To be done:
Reproduce the data below in full and exclude every picture.

Task input:
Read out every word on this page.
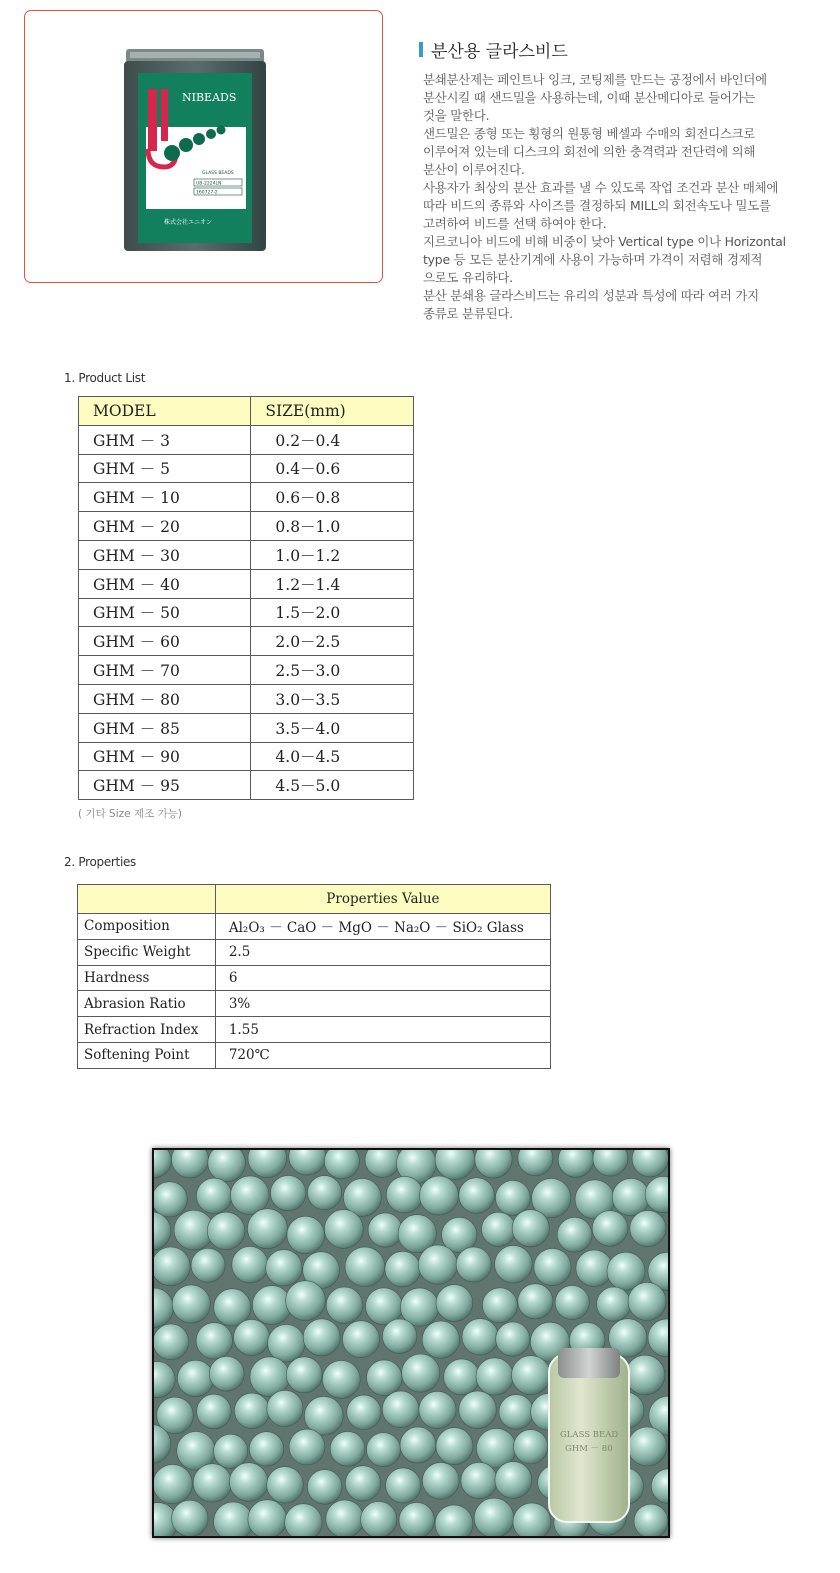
NIBEADS
GLASS BEADS
UB-2224LN
160727-2
株式会社ユニオン
분산용 글라스비드

분쇄분산제는 페인트나 잉크, 코팅제를 만드는 공정에서 바인더에

분산시킬 때 샌드밀을 사용하는데, 이때 분산메디아로 들어가는

것을 말한다.

샌드밀은 종형 또는 횡형의 원통형 베셀과 수매의 회전디스크로

이루어져 있는데 디스크의 회전에 의한 충격력과 전단력에 의해

분산이 이루어진다.

사용자가 최상의 분산 효과를 낼 수 있도록 작업 조건과 분산 매체에

따라 비드의 종류와 사이즈를 결정하되 MILL의 회전속도나 밀도를

고려하여 비드를 선택 하여야 한다.

지르코니아 비드에 비해 비중이 낮아 Vertical type 이나 Horizontal

type 등 모든 분산기계에 사용이 가능하며 가격이 저렴해 경제적

으로도 유리하다.

분산 분쇄용 글라스비드는 유리의 성분과 특성에 따라 여러 가지

종류로 분류된다.

1. Product List
MODEL	SIZE(mm)
GHM － 3	0.2－0.4
GHM － 5	0.4－0.6
GHM － 10	0.6－0.8
GHM － 20	0.8－1.0
GHM － 30	1.0－1.2
GHM － 40	1.2－1.4
GHM － 50	1.5－2.0
GHM － 60	2.0－2.5
GHM － 70	2.5－3.0
GHM － 80	3.0－3.5
GHM － 85	3.5－4.0
GHM － 90	4.0－4.5
GHM － 95	4.5－5.0
( 기타 Size 제조 가능)
2. Properties
	Properties Value
Composition	Al₂O₃ － CaO － MgO － Na₂O － SiO₂ Glass
Specific Weight	2.5
Hardness	6
Abrasion Ratio	3%
Refraction Index	1.55
Softening Point	720℃
GLASS BEAD
GHM － 80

Answer to the exercise:
Read out every word on this page.
NIBEADS
GLASS BEADS
UB-2224LN
160727-2
株式会社ユニオン
분산용 글라스비드

분쇄분산제는 페인트나 잉크, 코팅제를 만드는 공정에서 바인더에

분산시킬 때 샌드밀을 사용하는데, 이때 분산메디아로 들어가는

것을 말한다.

샌드밀은 종형 또는 횡형의 원통형 베셀과 수매의 회전디스크로

이루어져 있는데 디스크의 회전에 의한 충격력과 전단력에 의해

분산이 이루어진다.

사용자가 최상의 분산 효과를 낼 수 있도록 작업 조건과 분산 매체에

따라 비드의 종류와 사이즈를 결정하되 MILL의 회전속도나 밀도를

고려하여 비드를 선택 하여야 한다.

지르코니아 비드에 비해 비중이 낮아 Vertical type 이나 Horizontal

type 등 모든 분산기계에 사용이 가능하며 가격이 저렴해 경제적

으로도 유리하다.

분산 분쇄용 글라스비드는 유리의 성분과 특성에 따라 여러 가지

종류로 분류된다.

1. Product List
MODEL	SIZE(mm)
GHM － 3	0.2－0.4
GHM － 5	0.4－0.6
GHM － 10	0.6－0.8
GHM － 20	0.8－1.0
GHM － 30	1.0－1.2
GHM － 40	1.2－1.4
GHM － 50	1.5－2.0
GHM － 60	2.0－2.5
GHM － 70	2.5－3.0
GHM － 80	3.0－3.5
GHM － 85	3.5－4.0
GHM － 90	4.0－4.5
GHM － 95	4.5－5.0
( 기타 Size 제조 가능)
2. Properties
	Properties Value
Composition	Al₂O₃ － CaO － MgO － Na₂O － SiO₂ Glass
Specific Weight	2.5
Hardness	6
Abrasion Ratio	3%
Refraction Index	1.55
Softening Point	720℃
GLASS BEAD
GHM － 80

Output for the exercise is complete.